__DATASET RECORDS__.

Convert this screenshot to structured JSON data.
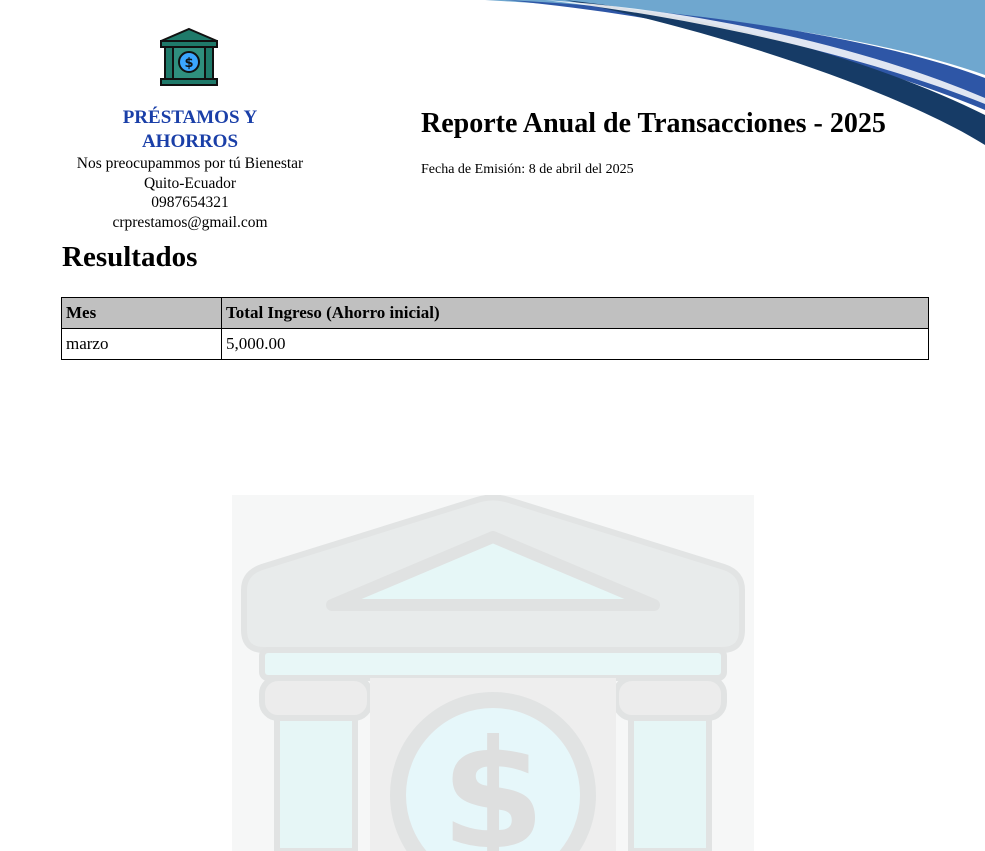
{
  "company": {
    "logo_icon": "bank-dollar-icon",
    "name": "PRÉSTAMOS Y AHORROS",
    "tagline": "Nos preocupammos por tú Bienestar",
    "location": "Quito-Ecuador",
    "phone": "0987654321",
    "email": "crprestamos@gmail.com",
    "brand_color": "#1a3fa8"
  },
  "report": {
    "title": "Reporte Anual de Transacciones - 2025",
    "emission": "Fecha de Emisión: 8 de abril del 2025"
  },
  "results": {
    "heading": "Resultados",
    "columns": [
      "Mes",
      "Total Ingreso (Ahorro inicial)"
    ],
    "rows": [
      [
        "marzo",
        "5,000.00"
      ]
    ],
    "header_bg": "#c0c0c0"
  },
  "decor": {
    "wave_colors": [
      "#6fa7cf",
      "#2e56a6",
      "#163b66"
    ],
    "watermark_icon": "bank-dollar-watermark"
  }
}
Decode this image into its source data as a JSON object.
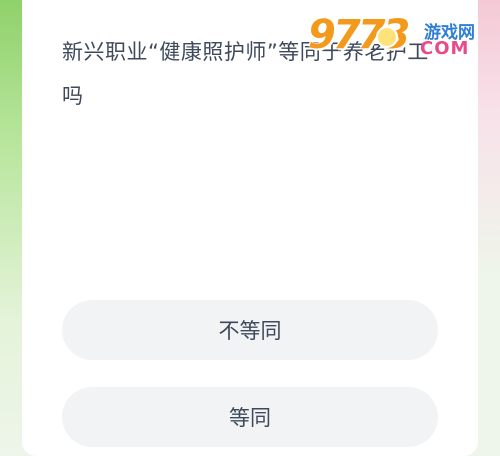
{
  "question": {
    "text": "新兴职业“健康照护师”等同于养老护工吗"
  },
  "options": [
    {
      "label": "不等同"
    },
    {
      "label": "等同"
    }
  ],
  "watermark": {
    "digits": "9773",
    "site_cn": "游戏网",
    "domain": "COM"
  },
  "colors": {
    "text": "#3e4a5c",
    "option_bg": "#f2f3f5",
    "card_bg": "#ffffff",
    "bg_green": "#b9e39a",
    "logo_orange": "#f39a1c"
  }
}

__TASK TO COMPLETE__.
Keep the pictures out and write out the records exactly.

__FULL ANSWER__.
Convert this screenshot to structured JSON data.
{
  "company": {
    "logo_icon": "bank-dollar-icon",
    "name": "PRÉSTAMOS Y AHORROS",
    "tagline": "Nos preocupammos por tú Bienestar",
    "location": "Quito-Ecuador",
    "phone": "0987654321",
    "email": "crprestamos@gmail.com",
    "brand_color": "#1a3fa8"
  },
  "report": {
    "title": "Reporte Anual de Transacciones - 2025",
    "emission": "Fecha de Emisión: 8 de abril del 2025"
  },
  "results": {
    "heading": "Resultados",
    "columns": [
      "Mes",
      "Total Ingreso (Ahorro inicial)"
    ],
    "rows": [
      [
        "marzo",
        "5,000.00"
      ]
    ],
    "header_bg": "#c0c0c0"
  },
  "decor": {
    "wave_colors": [
      "#6fa7cf",
      "#2e56a6",
      "#163b66"
    ],
    "watermark_icon": "bank-dollar-watermark"
  }
}
Decode this image into its source data as a JSON object.
{
  "question": {
    "text": "新兴职业“健康照护师”等同于养老护工吗"
  },
  "options": [
    {
      "label": "不等同"
    },
    {
      "label": "等同"
    }
  ],
  "watermark": {
    "digits": "9773",
    "site_cn": "游戏网",
    "domain": "COM"
  },
  "colors": {
    "text": "#3e4a5c",
    "option_bg": "#f2f3f5",
    "card_bg": "#ffffff",
    "bg_green": "#b9e39a",
    "logo_orange": "#f39a1c"
  }
}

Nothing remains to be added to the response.